■ The exercise: A line counts if it contains the word "поставку" at least once. State how many such lines the records contain, giving the number alone.

* START *

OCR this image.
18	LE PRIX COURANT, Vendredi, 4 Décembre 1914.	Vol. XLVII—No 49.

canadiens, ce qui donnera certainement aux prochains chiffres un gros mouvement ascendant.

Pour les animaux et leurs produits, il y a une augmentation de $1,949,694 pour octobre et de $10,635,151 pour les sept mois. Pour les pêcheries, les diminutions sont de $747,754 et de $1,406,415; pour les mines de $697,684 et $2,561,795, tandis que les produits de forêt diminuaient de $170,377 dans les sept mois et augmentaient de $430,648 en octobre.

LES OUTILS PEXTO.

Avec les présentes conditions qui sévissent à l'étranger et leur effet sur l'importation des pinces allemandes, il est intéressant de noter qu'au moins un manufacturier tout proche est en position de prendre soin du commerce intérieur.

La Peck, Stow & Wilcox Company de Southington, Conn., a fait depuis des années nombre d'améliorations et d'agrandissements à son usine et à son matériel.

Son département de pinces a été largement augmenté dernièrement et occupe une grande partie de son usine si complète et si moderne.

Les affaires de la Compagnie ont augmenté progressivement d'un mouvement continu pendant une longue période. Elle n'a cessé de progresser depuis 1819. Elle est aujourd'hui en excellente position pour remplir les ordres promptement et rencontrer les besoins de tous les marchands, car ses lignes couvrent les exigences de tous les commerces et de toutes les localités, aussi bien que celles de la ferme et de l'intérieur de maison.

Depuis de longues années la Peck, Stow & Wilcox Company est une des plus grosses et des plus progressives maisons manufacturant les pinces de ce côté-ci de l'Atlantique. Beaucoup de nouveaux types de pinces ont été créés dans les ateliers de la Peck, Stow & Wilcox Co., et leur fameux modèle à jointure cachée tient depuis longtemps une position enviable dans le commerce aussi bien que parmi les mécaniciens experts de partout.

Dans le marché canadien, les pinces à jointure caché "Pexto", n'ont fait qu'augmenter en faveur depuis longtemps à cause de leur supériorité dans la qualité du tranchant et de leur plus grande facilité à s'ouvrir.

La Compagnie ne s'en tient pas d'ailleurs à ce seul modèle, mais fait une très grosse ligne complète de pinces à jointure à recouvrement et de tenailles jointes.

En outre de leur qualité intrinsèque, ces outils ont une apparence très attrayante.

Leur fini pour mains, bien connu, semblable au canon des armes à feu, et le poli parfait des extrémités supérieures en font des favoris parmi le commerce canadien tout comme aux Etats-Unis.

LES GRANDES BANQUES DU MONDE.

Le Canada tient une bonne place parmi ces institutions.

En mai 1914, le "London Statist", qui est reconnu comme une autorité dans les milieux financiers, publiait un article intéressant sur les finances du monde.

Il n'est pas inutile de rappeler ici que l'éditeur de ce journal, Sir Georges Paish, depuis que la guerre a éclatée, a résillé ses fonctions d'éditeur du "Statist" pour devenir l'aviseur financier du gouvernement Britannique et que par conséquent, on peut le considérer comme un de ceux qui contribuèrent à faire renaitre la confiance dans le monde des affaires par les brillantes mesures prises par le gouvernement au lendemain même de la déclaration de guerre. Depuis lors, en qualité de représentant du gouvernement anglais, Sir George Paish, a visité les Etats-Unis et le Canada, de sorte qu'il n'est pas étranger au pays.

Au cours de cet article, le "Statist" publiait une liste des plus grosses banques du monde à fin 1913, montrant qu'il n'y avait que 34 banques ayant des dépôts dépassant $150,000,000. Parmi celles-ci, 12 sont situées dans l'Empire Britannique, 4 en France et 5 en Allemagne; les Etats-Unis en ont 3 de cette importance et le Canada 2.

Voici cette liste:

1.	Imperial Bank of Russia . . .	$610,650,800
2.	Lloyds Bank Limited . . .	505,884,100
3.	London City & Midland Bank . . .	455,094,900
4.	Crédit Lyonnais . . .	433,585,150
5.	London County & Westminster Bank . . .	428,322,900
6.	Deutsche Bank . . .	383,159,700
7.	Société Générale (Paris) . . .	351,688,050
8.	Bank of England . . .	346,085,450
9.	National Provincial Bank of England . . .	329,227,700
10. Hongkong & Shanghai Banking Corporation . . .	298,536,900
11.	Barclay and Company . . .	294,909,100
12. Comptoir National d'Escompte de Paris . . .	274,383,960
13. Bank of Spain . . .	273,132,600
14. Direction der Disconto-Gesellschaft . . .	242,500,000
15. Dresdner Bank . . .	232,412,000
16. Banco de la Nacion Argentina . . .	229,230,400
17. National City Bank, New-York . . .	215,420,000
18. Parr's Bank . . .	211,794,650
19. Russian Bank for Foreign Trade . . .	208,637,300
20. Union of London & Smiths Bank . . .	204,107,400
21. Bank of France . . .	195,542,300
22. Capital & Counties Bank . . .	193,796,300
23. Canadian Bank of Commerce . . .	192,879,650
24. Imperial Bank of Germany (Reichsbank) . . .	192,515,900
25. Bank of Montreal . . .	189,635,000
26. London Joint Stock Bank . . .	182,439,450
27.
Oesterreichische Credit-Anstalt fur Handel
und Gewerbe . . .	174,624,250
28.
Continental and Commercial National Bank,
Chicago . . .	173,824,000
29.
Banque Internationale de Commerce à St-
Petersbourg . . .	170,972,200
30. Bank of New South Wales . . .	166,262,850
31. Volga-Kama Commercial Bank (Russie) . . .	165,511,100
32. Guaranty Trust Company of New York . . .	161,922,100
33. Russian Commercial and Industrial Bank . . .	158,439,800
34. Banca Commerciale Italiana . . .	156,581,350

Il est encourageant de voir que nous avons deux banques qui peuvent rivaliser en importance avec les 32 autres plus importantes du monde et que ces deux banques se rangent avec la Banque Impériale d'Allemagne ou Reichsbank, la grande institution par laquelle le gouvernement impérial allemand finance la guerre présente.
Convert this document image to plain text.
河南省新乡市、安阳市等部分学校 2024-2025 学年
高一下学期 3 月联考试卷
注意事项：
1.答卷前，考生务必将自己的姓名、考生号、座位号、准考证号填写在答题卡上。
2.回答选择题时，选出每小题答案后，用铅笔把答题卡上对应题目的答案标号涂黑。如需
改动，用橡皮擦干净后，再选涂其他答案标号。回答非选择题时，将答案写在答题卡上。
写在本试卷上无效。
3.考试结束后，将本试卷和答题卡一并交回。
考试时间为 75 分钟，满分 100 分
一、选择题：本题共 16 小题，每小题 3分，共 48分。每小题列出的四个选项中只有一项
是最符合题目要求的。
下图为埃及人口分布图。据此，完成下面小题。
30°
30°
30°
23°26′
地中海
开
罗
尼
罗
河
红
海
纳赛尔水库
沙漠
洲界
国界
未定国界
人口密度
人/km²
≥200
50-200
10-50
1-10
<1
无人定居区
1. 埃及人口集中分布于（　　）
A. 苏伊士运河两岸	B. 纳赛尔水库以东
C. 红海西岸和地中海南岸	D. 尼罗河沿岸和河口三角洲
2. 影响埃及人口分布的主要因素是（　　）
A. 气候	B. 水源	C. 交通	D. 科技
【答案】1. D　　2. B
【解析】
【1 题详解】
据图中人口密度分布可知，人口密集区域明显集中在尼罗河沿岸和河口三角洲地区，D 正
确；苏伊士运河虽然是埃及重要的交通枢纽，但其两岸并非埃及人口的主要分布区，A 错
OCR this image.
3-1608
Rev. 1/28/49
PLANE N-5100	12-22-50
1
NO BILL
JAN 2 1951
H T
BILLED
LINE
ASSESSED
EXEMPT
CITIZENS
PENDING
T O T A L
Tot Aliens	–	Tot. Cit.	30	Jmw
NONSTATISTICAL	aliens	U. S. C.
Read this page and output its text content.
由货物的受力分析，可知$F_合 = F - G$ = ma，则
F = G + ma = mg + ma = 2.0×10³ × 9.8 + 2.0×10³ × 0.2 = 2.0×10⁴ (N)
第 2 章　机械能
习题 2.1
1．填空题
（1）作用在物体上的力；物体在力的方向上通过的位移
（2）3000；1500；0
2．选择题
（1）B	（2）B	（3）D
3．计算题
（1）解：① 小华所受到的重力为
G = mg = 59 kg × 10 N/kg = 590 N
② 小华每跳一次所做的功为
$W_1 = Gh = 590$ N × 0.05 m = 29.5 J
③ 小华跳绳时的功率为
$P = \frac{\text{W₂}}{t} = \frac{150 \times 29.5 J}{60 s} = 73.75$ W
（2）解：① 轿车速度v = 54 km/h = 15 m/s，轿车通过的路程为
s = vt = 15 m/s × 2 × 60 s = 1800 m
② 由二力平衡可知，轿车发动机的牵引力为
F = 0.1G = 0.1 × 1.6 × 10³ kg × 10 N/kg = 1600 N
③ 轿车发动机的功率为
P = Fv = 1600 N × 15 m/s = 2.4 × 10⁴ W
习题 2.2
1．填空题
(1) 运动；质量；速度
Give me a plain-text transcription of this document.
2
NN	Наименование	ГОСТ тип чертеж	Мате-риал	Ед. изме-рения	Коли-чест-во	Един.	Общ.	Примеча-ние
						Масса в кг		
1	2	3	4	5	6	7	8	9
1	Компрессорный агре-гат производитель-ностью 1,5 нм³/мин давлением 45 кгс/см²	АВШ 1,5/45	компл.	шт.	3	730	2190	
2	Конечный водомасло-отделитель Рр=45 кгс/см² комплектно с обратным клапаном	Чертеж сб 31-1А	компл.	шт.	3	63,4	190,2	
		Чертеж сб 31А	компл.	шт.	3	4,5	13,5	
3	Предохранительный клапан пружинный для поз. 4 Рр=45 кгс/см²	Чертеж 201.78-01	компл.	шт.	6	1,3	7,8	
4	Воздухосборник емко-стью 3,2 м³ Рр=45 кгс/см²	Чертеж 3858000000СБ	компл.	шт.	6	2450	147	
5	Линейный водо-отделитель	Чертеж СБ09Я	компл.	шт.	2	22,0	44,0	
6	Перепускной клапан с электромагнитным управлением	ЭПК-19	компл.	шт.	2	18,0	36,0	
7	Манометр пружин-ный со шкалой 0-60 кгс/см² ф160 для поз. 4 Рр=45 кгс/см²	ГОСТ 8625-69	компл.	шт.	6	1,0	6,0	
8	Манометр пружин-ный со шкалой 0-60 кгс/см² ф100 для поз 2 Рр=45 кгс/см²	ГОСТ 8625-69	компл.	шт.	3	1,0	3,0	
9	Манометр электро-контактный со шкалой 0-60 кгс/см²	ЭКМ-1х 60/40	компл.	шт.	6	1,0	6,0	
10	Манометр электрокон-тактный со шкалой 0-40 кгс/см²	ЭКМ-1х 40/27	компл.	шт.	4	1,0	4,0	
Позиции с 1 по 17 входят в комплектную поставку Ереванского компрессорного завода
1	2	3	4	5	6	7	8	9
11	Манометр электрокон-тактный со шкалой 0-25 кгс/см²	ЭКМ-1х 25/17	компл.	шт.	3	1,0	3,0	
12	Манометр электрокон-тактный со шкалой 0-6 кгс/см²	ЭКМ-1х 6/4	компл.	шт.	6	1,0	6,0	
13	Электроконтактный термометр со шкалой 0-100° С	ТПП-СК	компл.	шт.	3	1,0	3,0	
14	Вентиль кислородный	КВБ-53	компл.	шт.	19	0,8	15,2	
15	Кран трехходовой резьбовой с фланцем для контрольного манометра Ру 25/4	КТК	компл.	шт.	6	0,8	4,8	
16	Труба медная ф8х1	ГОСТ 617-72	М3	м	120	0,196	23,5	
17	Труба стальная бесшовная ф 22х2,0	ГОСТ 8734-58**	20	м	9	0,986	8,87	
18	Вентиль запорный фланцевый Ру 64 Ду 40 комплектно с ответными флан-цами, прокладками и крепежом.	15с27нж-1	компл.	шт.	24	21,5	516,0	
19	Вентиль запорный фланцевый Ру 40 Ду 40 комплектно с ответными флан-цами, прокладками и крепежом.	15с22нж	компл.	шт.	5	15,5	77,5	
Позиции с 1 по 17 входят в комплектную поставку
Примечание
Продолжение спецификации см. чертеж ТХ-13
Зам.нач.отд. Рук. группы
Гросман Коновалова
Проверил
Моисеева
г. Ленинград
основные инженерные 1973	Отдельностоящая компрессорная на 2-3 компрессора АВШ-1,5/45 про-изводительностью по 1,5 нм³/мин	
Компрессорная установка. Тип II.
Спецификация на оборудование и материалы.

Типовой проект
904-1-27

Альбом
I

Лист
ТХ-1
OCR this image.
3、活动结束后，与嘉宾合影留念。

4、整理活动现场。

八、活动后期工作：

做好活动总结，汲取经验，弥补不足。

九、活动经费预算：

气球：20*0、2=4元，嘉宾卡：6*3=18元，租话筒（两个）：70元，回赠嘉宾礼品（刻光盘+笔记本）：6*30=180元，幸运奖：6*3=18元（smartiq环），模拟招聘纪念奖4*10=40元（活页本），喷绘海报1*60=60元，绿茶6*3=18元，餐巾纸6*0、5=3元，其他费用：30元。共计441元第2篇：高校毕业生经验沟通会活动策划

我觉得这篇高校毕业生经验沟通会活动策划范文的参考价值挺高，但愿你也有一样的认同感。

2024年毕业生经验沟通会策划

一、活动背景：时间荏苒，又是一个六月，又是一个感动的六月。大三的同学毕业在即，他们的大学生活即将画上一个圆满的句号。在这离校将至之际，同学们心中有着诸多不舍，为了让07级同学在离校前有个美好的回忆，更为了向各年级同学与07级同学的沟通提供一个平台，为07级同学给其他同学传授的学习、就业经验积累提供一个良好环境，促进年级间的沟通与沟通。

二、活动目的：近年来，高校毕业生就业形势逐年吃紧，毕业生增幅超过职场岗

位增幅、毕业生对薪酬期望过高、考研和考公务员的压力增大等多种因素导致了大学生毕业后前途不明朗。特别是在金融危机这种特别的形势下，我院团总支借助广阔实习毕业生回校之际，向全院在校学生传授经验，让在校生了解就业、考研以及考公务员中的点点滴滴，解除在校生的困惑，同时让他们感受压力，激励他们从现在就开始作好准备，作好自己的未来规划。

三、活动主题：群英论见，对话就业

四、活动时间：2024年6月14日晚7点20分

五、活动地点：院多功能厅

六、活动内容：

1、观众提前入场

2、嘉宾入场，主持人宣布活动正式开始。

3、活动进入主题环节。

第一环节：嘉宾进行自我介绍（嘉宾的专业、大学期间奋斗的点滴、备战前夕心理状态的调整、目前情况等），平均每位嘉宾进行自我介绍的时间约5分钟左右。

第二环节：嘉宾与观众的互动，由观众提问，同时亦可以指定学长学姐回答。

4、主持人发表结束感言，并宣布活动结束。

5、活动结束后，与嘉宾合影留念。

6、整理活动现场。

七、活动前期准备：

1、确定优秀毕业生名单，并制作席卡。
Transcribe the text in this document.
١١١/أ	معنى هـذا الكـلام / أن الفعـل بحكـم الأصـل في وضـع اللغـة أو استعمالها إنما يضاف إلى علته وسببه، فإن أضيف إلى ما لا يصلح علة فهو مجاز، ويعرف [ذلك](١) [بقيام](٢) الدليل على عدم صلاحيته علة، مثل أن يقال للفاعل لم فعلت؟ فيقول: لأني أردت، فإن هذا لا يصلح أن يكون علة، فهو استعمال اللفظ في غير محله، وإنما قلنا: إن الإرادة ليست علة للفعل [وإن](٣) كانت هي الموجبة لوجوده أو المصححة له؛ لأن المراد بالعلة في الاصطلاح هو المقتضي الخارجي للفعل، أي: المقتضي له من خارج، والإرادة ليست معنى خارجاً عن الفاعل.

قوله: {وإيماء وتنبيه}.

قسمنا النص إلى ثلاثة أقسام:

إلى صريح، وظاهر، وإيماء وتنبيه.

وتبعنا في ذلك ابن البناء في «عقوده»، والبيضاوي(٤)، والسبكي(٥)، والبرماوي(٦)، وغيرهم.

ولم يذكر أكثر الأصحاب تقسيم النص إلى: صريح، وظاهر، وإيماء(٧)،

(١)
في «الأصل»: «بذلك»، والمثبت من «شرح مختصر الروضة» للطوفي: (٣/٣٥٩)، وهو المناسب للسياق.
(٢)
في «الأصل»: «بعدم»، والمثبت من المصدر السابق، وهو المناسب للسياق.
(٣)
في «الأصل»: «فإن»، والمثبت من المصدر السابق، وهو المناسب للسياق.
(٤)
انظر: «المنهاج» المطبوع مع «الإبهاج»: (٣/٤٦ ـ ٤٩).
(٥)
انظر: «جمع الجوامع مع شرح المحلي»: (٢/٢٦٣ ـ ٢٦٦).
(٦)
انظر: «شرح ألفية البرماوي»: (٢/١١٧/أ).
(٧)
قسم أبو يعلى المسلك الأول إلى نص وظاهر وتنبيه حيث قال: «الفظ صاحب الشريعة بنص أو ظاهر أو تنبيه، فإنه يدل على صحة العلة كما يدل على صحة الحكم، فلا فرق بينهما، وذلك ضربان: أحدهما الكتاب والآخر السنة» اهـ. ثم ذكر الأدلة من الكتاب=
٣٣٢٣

* END *

■ The completed task: 2